## YOUR INSTRUCTIONS
Show all lines holding the string "name".

______________________________

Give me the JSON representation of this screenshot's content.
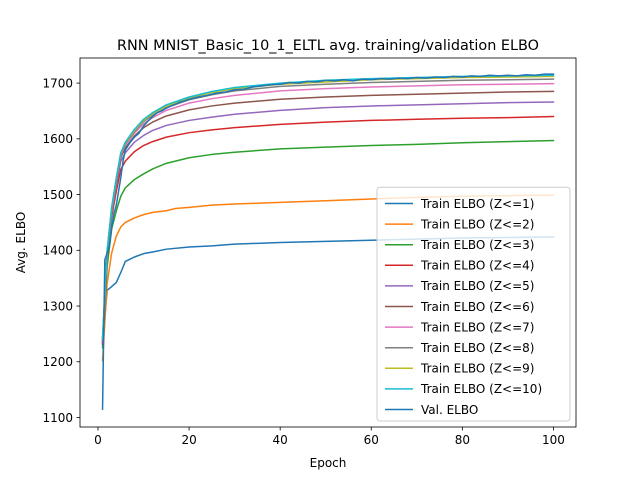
{
  "chart_data": {
    "type": "line",
    "title": "RNN MNIST_Basic_10_1_ELTL avg. training/validation ELBO",
    "xlabel": "Epoch",
    "ylabel": "Avg. ELBO",
    "xlim": [
      -3.95,
      104.95
    ],
    "ylim": [
      1083.0,
      1745.0
    ],
    "xticks": [
      0,
      20,
      40,
      60,
      80,
      100
    ],
    "yticks": [
      1100,
      1200,
      1300,
      1400,
      1500,
      1600,
      1700
    ],
    "grid": false,
    "legend_position": "center-right",
    "series": [
      {
        "name": "Train ELBO (Z<=1)",
        "color": "#1f77b4",
        "points": [
          [
            1,
            1232
          ],
          [
            2,
            1328
          ],
          [
            3,
            1335
          ],
          [
            4,
            1342
          ],
          [
            5,
            1360
          ],
          [
            6,
            1380
          ],
          [
            8,
            1388
          ],
          [
            10,
            1394
          ],
          [
            12,
            1397
          ],
          [
            15,
            1402
          ],
          [
            20,
            1406
          ],
          [
            25,
            1408
          ],
          [
            30,
            1411
          ],
          [
            40,
            1414
          ],
          [
            50,
            1416
          ],
          [
            60,
            1418
          ],
          [
            70,
            1420
          ],
          [
            80,
            1422
          ],
          [
            90,
            1423
          ],
          [
            100,
            1424
          ]
        ]
      },
      {
        "name": "Train ELBO (Z<=2)",
        "color": "#ff7f0e",
        "points": [
          [
            1,
            1202
          ],
          [
            2,
            1340
          ],
          [
            3,
            1395
          ],
          [
            4,
            1425
          ],
          [
            5,
            1442
          ],
          [
            6,
            1450
          ],
          [
            8,
            1458
          ],
          [
            10,
            1464
          ],
          [
            12,
            1468
          ],
          [
            15,
            1471
          ],
          [
            17,
            1475
          ],
          [
            20,
            1477
          ],
          [
            25,
            1481
          ],
          [
            30,
            1483
          ],
          [
            40,
            1486
          ],
          [
            50,
            1489
          ],
          [
            60,
            1492
          ],
          [
            70,
            1495
          ],
          [
            80,
            1497
          ],
          [
            90,
            1498
          ],
          [
            100,
            1499
          ]
        ]
      },
      {
        "name": "Train ELBO (Z<=3)",
        "color": "#2ca02c",
        "points": [
          [
            1,
            1225
          ],
          [
            2,
            1370
          ],
          [
            3,
            1438
          ],
          [
            4,
            1470
          ],
          [
            5,
            1497
          ],
          [
            6,
            1512
          ],
          [
            8,
            1527
          ],
          [
            10,
            1537
          ],
          [
            12,
            1546
          ],
          [
            15,
            1556
          ],
          [
            20,
            1566
          ],
          [
            25,
            1572
          ],
          [
            30,
            1576
          ],
          [
            40,
            1582
          ],
          [
            50,
            1585
          ],
          [
            60,
            1588
          ],
          [
            70,
            1590
          ],
          [
            80,
            1593
          ],
          [
            90,
            1595
          ],
          [
            100,
            1597
          ]
        ]
      },
      {
        "name": "Train ELBO (Z<=4)",
        "color": "#d62728",
        "points": [
          [
            1,
            1232
          ],
          [
            2,
            1382
          ],
          [
            3,
            1460
          ],
          [
            4,
            1505
          ],
          [
            5,
            1545
          ],
          [
            6,
            1560
          ],
          [
            8,
            1577
          ],
          [
            10,
            1588
          ],
          [
            12,
            1595
          ],
          [
            15,
            1603
          ],
          [
            20,
            1611
          ],
          [
            25,
            1616
          ],
          [
            30,
            1620
          ],
          [
            40,
            1626
          ],
          [
            50,
            1630
          ],
          [
            60,
            1633
          ],
          [
            70,
            1635
          ],
          [
            80,
            1637
          ],
          [
            90,
            1638
          ],
          [
            100,
            1640
          ]
        ]
      },
      {
        "name": "Train ELBO (Z<=5)",
        "color": "#9467bd",
        "points": [
          [
            1,
            1236
          ],
          [
            2,
            1388
          ],
          [
            3,
            1465
          ],
          [
            4,
            1515
          ],
          [
            5,
            1560
          ],
          [
            6,
            1575
          ],
          [
            8,
            1594
          ],
          [
            10,
            1606
          ],
          [
            12,
            1615
          ],
          [
            15,
            1624
          ],
          [
            20,
            1633
          ],
          [
            25,
            1639
          ],
          [
            30,
            1644
          ],
          [
            40,
            1651
          ],
          [
            50,
            1656
          ],
          [
            60,
            1659
          ],
          [
            70,
            1661
          ],
          [
            80,
            1663
          ],
          [
            90,
            1665
          ],
          [
            100,
            1666
          ]
        ]
      },
      {
        "name": "Train ELBO (Z<=6)",
        "color": "#8c564b",
        "points": [
          [
            1,
            1238
          ],
          [
            2,
            1393
          ],
          [
            3,
            1470
          ],
          [
            4,
            1522
          ],
          [
            5,
            1567
          ],
          [
            6,
            1584
          ],
          [
            8,
            1605
          ],
          [
            10,
            1620
          ],
          [
            12,
            1630
          ],
          [
            15,
            1641
          ],
          [
            20,
            1652
          ],
          [
            25,
            1659
          ],
          [
            30,
            1664
          ],
          [
            40,
            1671
          ],
          [
            50,
            1675
          ],
          [
            60,
            1678
          ],
          [
            70,
            1680
          ],
          [
            80,
            1682
          ],
          [
            90,
            1684
          ],
          [
            100,
            1685
          ]
        ]
      },
      {
        "name": "Train ELBO (Z<=7)",
        "color": "#e377c2",
        "points": [
          [
            1,
            1240
          ],
          [
            2,
            1395
          ],
          [
            3,
            1473
          ],
          [
            4,
            1525
          ],
          [
            5,
            1571
          ],
          [
            6,
            1589
          ],
          [
            8,
            1610
          ],
          [
            10,
            1627
          ],
          [
            12,
            1638
          ],
          [
            15,
            1651
          ],
          [
            20,
            1664
          ],
          [
            25,
            1672
          ],
          [
            30,
            1678
          ],
          [
            40,
            1686
          ],
          [
            50,
            1690
          ],
          [
            60,
            1693
          ],
          [
            70,
            1695
          ],
          [
            80,
            1697
          ],
          [
            90,
            1698
          ],
          [
            100,
            1699
          ]
        ]
      },
      {
        "name": "Train ELBO (Z<=8)",
        "color": "#7f7f7f",
        "points": [
          [
            1,
            1241
          ],
          [
            2,
            1397
          ],
          [
            3,
            1475
          ],
          [
            4,
            1527
          ],
          [
            5,
            1573
          ],
          [
            6,
            1591
          ],
          [
            8,
            1613
          ],
          [
            10,
            1631
          ],
          [
            12,
            1642
          ],
          [
            15,
            1656
          ],
          [
            20,
            1670
          ],
          [
            25,
            1679
          ],
          [
            30,
            1686
          ],
          [
            40,
            1694
          ],
          [
            50,
            1698
          ],
          [
            60,
            1701
          ],
          [
            70,
            1703
          ],
          [
            80,
            1705
          ],
          [
            90,
            1706
          ],
          [
            100,
            1707
          ]
        ]
      },
      {
        "name": "Train ELBO (Z<=9)",
        "color": "#bcbd22",
        "points": [
          [
            1,
            1242
          ],
          [
            2,
            1398
          ],
          [
            3,
            1476
          ],
          [
            4,
            1528
          ],
          [
            5,
            1574
          ],
          [
            6,
            1593
          ],
          [
            8,
            1615
          ],
          [
            10,
            1633
          ],
          [
            12,
            1645
          ],
          [
            15,
            1659
          ],
          [
            20,
            1673
          ],
          [
            25,
            1683
          ],
          [
            30,
            1690
          ],
          [
            40,
            1698
          ],
          [
            50,
            1702
          ],
          [
            60,
            1706
          ],
          [
            70,
            1708
          ],
          [
            80,
            1710
          ],
          [
            90,
            1711
          ],
          [
            100,
            1712
          ]
        ]
      },
      {
        "name": "Train ELBO (Z<=10)",
        "color": "#17becf",
        "points": [
          [
            1,
            1243
          ],
          [
            2,
            1399
          ],
          [
            3,
            1477
          ],
          [
            4,
            1529
          ],
          [
            5,
            1575
          ],
          [
            6,
            1594
          ],
          [
            8,
            1617
          ],
          [
            10,
            1635
          ],
          [
            12,
            1647
          ],
          [
            15,
            1661
          ],
          [
            20,
            1675
          ],
          [
            25,
            1685
          ],
          [
            30,
            1692
          ],
          [
            40,
            1700
          ],
          [
            50,
            1705
          ],
          [
            60,
            1708
          ],
          [
            70,
            1710
          ],
          [
            80,
            1712
          ],
          [
            90,
            1713
          ],
          [
            100,
            1714
          ]
        ]
      },
      {
        "name": "Val. ELBO",
        "color": "#1f77b4",
        "points": [
          [
            1,
            1115
          ],
          [
            1.5,
            1383
          ],
          [
            2,
            1395
          ],
          [
            2.5,
            1408
          ],
          [
            3,
            1440
          ],
          [
            3.5,
            1466
          ],
          [
            4,
            1480
          ],
          [
            4.5,
            1505
          ],
          [
            5,
            1530
          ],
          [
            5.5,
            1560
          ],
          [
            6,
            1580
          ],
          [
            7,
            1593
          ],
          [
            8,
            1603
          ],
          [
            9,
            1610
          ],
          [
            10,
            1623
          ],
          [
            11,
            1632
          ],
          [
            12,
            1640
          ],
          [
            13,
            1647
          ],
          [
            14,
            1650
          ],
          [
            15,
            1655
          ],
          [
            16,
            1659
          ],
          [
            17,
            1662
          ],
          [
            18,
            1666
          ],
          [
            19,
            1668
          ],
          [
            20,
            1671
          ],
          [
            22,
            1675
          ],
          [
            24,
            1678
          ],
          [
            26,
            1682
          ],
          [
            28,
            1684
          ],
          [
            30,
            1688
          ],
          [
            32,
            1689
          ],
          [
            34,
            1693
          ],
          [
            36,
            1695
          ],
          [
            38,
            1697
          ],
          [
            40,
            1698
          ],
          [
            42,
            1701
          ],
          [
            44,
            1700
          ],
          [
            46,
            1703
          ],
          [
            48,
            1702
          ],
          [
            50,
            1705
          ],
          [
            52,
            1704
          ],
          [
            54,
            1706
          ],
          [
            56,
            1704
          ],
          [
            58,
            1707
          ],
          [
            60,
            1706
          ],
          [
            62,
            1708
          ],
          [
            64,
            1707
          ],
          [
            66,
            1709
          ],
          [
            68,
            1708
          ],
          [
            70,
            1710
          ],
          [
            72,
            1709
          ],
          [
            74,
            1711
          ],
          [
            76,
            1710
          ],
          [
            78,
            1712
          ],
          [
            80,
            1711
          ],
          [
            82,
            1713
          ],
          [
            84,
            1712
          ],
          [
            86,
            1714
          ],
          [
            88,
            1713
          ],
          [
            90,
            1714
          ],
          [
            92,
            1713
          ],
          [
            94,
            1715
          ],
          [
            96,
            1714
          ],
          [
            98,
            1716
          ],
          [
            100,
            1716
          ]
        ]
      }
    ]
  }
}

______________________________

## ANSWER
        "name": "Train ELBO (Z<=1)",
        "name": "Train ELBO (Z<=2)",
        "name": "Train ELBO (Z<=3)",
        "name": "Train ELBO (Z<=4)",
        "name": "Train ELBO (Z<=5)",
        "name": "Train ELBO (Z<=6)",
        "name": "Train ELBO (Z<=7)",
        "name": "Train ELBO (Z<=8)",
        "name": "Train ELBO (Z<=9)",
        "name": "Train ELBO (Z<=10)",
        "name": "Val. ELBO",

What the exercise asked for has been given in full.